§ **Materials provided**
# # # # # # #

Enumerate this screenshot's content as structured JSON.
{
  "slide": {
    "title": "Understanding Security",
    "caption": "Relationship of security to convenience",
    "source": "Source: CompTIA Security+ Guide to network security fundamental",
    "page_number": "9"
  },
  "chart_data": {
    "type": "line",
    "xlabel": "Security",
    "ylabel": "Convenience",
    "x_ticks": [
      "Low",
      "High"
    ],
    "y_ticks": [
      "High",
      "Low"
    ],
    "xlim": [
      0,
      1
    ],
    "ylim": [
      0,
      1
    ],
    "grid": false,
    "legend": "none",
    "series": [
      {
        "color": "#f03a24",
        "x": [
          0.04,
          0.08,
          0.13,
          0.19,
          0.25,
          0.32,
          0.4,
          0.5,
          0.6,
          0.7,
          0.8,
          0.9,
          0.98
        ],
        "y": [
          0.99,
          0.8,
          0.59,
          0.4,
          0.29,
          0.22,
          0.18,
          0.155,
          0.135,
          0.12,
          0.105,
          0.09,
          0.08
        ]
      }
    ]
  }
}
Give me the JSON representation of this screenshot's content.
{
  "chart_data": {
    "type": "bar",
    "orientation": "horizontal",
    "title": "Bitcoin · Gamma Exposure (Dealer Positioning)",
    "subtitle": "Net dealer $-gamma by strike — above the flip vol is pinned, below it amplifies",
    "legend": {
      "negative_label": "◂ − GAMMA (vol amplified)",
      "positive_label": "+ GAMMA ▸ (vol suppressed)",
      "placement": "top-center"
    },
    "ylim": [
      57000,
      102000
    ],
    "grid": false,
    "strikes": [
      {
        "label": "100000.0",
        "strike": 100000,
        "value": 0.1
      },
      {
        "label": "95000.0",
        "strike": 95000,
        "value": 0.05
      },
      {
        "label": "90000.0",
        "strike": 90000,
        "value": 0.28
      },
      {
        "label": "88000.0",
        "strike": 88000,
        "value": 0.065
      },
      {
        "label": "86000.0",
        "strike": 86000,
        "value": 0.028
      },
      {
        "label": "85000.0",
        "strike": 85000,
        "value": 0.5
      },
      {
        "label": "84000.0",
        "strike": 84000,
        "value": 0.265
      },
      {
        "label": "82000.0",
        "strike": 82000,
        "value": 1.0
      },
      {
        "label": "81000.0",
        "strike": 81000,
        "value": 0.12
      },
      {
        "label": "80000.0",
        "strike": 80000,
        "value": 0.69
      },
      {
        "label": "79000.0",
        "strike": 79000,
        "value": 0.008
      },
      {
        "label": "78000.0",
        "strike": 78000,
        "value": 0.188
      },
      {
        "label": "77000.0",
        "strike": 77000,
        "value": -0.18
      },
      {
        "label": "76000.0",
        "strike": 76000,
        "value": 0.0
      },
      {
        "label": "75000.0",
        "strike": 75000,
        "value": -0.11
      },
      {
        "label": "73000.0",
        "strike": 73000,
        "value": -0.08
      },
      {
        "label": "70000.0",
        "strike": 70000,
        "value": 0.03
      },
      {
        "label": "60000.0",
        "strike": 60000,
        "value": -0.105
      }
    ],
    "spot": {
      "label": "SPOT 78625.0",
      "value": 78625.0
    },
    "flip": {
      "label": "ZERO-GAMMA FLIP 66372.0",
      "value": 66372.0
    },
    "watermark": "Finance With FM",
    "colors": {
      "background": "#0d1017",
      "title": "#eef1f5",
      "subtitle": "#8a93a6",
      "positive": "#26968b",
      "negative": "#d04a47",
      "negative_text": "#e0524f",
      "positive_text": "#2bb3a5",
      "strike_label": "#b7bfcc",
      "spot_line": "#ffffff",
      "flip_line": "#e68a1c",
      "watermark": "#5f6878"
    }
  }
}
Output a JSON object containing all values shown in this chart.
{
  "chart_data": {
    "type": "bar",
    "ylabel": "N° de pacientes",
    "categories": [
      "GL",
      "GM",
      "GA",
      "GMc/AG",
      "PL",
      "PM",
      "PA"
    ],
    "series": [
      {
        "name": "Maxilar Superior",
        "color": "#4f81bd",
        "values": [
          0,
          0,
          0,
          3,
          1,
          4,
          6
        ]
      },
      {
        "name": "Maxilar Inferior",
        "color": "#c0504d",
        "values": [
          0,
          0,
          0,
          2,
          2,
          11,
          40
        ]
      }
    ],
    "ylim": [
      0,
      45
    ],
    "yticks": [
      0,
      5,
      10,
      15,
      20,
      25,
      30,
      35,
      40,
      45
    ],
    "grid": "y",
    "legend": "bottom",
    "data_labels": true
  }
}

# # # # # # #

§ **Task prompt**
What do the records say? Quote them all exactly.

§ **Answer to this task**
Enumerate this screenshot's content as structured JSON.
{
  "slide": {
    "title": "Understanding Security",
    "caption": "Relationship of security to convenience",
    "source": "Source: CompTIA Security+ Guide to network security fundamental",
    "page_number": "9"
  },
  "chart_data": {
    "type": "line",
    "xlabel": "Security",
    "ylabel": "Convenience",
    "x_ticks": [
      "Low",
      "High"
    ],
    "y_ticks": [
      "High",
      "Low"
    ],
    "xlim": [
      0,
      1
    ],
    "ylim": [
      0,
      1
    ],
    "grid": false,
    "legend": "none",
    "series": [
      {
        "color": "#f03a24",
        "x": [
          0.04,
          0.08,
          0.13,
          0.19,
          0.25,
          0.32,
          0.4,
          0.5,
          0.6,
          0.7,
          0.8,
          0.9,
          0.98
        ],
        "y": [
          0.99,
          0.8,
          0.59,
          0.4,
          0.29,
          0.22,
          0.18,
          0.155,
          0.135,
          0.12,
          0.105,
          0.09,
          0.08
        ]
      }
    ]
  }
}
Give me the JSON representation of this screenshot's content.
{
  "chart_data": {
    "type": "bar",
    "orientation": "horizontal",
    "title": "Bitcoin · Gamma Exposure (Dealer Positioning)",
    "subtitle": "Net dealer $-gamma by strike — above the flip vol is pinned, below it amplifies",
    "legend": {
      "negative_label": "◂ − GAMMA (vol amplified)",
      "positive_label": "+ GAMMA ▸ (vol suppressed)",
      "placement": "top-center"
    },
    "ylim": [
      57000,
      102000
    ],
    "grid": false,
    "strikes": [
      {
        "label": "100000.0",
        "strike": 100000,
        "value": 0.1
      },
      {
        "label": "95000.0",
        "strike": 95000,
        "value": 0.05
      },
      {
        "label": "90000.0",
        "strike": 90000,
        "value": 0.28
      },
      {
        "label": "88000.0",
        "strike": 88000,
        "value": 0.065
      },
      {
        "label": "86000.0",
        "strike": 86000,
        "value": 0.028
      },
      {
        "label": "85000.0",
        "strike": 85000,
        "value": 0.5
      },
      {
        "label": "84000.0",
        "strike": 84000,
        "value": 0.265
      },
      {
        "label": "82000.0",
        "strike": 82000,
        "value": 1.0
      },
      {
        "label": "81000.0",
        "strike": 81000,
        "value": 0.12
      },
      {
        "label": "80000.0",
        "strike": 80000,
        "value": 0.69
      },
      {
        "label": "79000.0",
        "strike": 79000,
        "value": 0.008
      },
      {
        "label": "78000.0",
        "strike": 78000,
        "value": 0.188
      },
      {
        "label": "77000.0",
        "strike": 77000,
        "value": -0.18
      },
      {
        "label": "76000.0",
        "strike": 76000,
        "value": 0.0
      },
      {
        "label": "75000.0",
        "strike": 75000,
        "value": -0.11
      },
      {
        "label": "73000.0",
        "strike": 73000,
        "value": -0.08
      },
      {
        "label": "70000.0",
        "strike": 70000,
        "value": 0.03
      },
      {
        "label": "60000.0",
        "strike": 60000,
        "value": -0.105
      }
    ],
    "spot": {
      "label": "SPOT 78625.0",
      "value": 78625.0
    },
    "flip": {
      "label": "ZERO-GAMMA FLIP 66372.0",
      "value": 66372.0
    },
    "watermark": "Finance With FM",
    "colors": {
      "background": "#0d1017",
      "title": "#eef1f5",
      "subtitle": "#8a93a6",
      "positive": "#26968b",
      "negative": "#d04a47",
      "negative_text": "#e0524f",
      "positive_text": "#2bb3a5",
      "strike_label": "#b7bfcc",
      "spot_line": "#ffffff",
      "flip_line": "#e68a1c",
      "watermark": "#5f6878"
    }
  }
}
Output a JSON object containing all values shown in this chart.
{
  "chart_data": {
    "type": "bar",
    "ylabel": "N° de pacientes",
    "categories": [
      "GL",
      "GM",
      "GA",
      "GMc/AG",
      "PL",
      "PM",
      "PA"
    ],
    "series": [
      {
        "name": "Maxilar Superior",
        "color": "#4f81bd",
        "values": [
          0,
          0,
          0,
          3,
          1,
          4,
          6
        ]
      },
      {
        "name": "Maxilar Inferior",
        "color": "#c0504d",
        "values": [
          0,
          0,
          0,
          2,
          2,
          11,
          40
        ]
      }
    ],
    "ylim": [
      0,
      45
    ],
    "yticks": [
      0,
      5,
      10,
      15,
      20,
      25,
      30,
      35,
      40,
      45
    ],
    "grid": "y",
    "legend": "bottom",
    "data_labels": true
  }
}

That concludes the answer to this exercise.